** Begin **

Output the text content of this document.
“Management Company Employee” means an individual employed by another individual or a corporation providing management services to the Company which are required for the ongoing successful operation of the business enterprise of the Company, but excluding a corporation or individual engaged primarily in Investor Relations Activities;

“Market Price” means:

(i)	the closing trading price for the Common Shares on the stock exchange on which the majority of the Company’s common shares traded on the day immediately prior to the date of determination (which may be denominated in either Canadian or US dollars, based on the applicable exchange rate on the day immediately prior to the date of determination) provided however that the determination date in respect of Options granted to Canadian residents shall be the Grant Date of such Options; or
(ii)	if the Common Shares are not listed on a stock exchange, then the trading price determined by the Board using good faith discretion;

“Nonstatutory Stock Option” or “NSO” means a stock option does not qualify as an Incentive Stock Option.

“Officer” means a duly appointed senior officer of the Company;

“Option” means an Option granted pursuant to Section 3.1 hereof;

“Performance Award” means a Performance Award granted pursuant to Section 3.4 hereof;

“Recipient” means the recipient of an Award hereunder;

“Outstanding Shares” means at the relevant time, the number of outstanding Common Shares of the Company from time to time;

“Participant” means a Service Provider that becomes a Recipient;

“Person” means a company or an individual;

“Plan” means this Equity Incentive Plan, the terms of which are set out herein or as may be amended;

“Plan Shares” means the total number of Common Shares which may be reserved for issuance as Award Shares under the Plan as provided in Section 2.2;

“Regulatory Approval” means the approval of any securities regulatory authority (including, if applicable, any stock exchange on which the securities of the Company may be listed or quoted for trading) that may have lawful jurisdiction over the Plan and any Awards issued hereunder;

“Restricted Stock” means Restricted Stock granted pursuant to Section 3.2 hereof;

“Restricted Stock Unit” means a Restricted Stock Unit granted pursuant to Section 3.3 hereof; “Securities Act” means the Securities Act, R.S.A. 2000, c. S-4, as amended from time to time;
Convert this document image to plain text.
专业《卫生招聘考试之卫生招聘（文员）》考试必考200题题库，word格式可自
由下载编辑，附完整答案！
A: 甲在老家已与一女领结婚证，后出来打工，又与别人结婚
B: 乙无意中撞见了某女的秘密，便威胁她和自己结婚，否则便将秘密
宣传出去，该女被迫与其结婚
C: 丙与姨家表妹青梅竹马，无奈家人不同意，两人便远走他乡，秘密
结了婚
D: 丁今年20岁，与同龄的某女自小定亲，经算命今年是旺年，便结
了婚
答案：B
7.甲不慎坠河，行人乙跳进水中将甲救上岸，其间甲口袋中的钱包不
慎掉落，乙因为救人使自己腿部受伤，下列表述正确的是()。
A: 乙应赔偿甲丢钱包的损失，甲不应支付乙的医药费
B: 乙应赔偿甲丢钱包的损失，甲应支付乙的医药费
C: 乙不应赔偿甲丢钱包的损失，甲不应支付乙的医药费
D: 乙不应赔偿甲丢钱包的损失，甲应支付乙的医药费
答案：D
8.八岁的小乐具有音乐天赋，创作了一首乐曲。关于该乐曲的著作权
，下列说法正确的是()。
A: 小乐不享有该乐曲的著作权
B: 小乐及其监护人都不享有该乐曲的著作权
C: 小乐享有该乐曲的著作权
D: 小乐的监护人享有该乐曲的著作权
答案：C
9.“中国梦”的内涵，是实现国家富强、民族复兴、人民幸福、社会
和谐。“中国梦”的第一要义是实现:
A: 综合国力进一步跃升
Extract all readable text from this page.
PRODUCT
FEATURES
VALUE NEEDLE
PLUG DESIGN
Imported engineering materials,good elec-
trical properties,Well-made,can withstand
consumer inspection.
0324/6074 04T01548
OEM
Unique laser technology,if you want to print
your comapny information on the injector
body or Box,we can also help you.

** End **

_Exercise instructions_: Your task is to return the full listing exactly as it was given.

_Complete answer_:
Output the text content of this document.
“Management Company Employee” means an individual employed by another individual or a corporation providing management services to the Company which are required for the ongoing successful operation of the business enterprise of the Company, but excluding a corporation or individual engaged primarily in Investor Relations Activities;

“Market Price” means:

(i)	the closing trading price for the Common Shares on the stock exchange on which the majority of the Company’s common shares traded on the day immediately prior to the date of determination (which may be denominated in either Canadian or US dollars, based on the applicable exchange rate on the day immediately prior to the date of determination) provided however that the determination date in respect of Options granted to Canadian residents shall be the Grant Date of such Options; or
(ii)	if the Common Shares are not listed on a stock exchange, then the trading price determined by the Board using good faith discretion;

“Nonstatutory Stock Option” or “NSO” means a stock option does not qualify as an Incentive Stock Option.

“Officer” means a duly appointed senior officer of the Company;

“Option” means an Option granted pursuant to Section 3.1 hereof;

“Performance Award” means a Performance Award granted pursuant to Section 3.4 hereof;

“Recipient” means the recipient of an Award hereunder;

“Outstanding Shares” means at the relevant time, the number of outstanding Common Shares of the Company from time to time;

“Participant” means a Service Provider that becomes a Recipient;

“Person” means a company or an individual;

“Plan” means this Equity Incentive Plan, the terms of which are set out herein or as may be amended;

“Plan Shares” means the total number of Common Shares which may be reserved for issuance as Award Shares under the Plan as provided in Section 2.2;

“Regulatory Approval” means the approval of any securities regulatory authority (including, if applicable, any stock exchange on which the securities of the Company may be listed or quoted for trading) that may have lawful jurisdiction over the Plan and any Awards issued hereunder;

“Restricted Stock” means Restricted Stock granted pursuant to Section 3.2 hereof;

“Restricted Stock Unit” means a Restricted Stock Unit granted pursuant to Section 3.3 hereof; “Securities Act” means the Securities Act, R.S.A. 2000, c. S-4, as amended from time to time;
Convert this document image to plain text.
专业《卫生招聘考试之卫生招聘（文员）》考试必考200题题库，word格式可自
由下载编辑，附完整答案！
A: 甲在老家已与一女领结婚证，后出来打工，又与别人结婚
B: 乙无意中撞见了某女的秘密，便威胁她和自己结婚，否则便将秘密
宣传出去，该女被迫与其结婚
C: 丙与姨家表妹青梅竹马，无奈家人不同意，两人便远走他乡，秘密
结了婚
D: 丁今年20岁，与同龄的某女自小定亲，经算命今年是旺年，便结
了婚
答案：B
7.甲不慎坠河，行人乙跳进水中将甲救上岸，其间甲口袋中的钱包不
慎掉落，乙因为救人使自己腿部受伤，下列表述正确的是()。
A: 乙应赔偿甲丢钱包的损失，甲不应支付乙的医药费
B: 乙应赔偿甲丢钱包的损失，甲应支付乙的医药费
C: 乙不应赔偿甲丢钱包的损失，甲不应支付乙的医药费
D: 乙不应赔偿甲丢钱包的损失，甲应支付乙的医药费
答案：D
8.八岁的小乐具有音乐天赋，创作了一首乐曲。关于该乐曲的著作权
，下列说法正确的是()。
A: 小乐不享有该乐曲的著作权
B: 小乐及其监护人都不享有该乐曲的著作权
C: 小乐享有该乐曲的著作权
D: 小乐的监护人享有该乐曲的著作权
答案：C
9.“中国梦”的内涵，是实现国家富强、民族复兴、人民幸福、社会
和谐。“中国梦”的第一要义是实现:
A: 综合国力进一步跃升
Extract all readable text from this page.
PRODUCT
FEATURES
VALUE NEEDLE
PLUG DESIGN
Imported engineering materials,good elec-
trical properties,Well-made,can withstand
consumer inspection.
0324/6074 04T01548
OEM
Unique laser technology,if you want to print
your comapny information on the injector
body or Box,we can also help you.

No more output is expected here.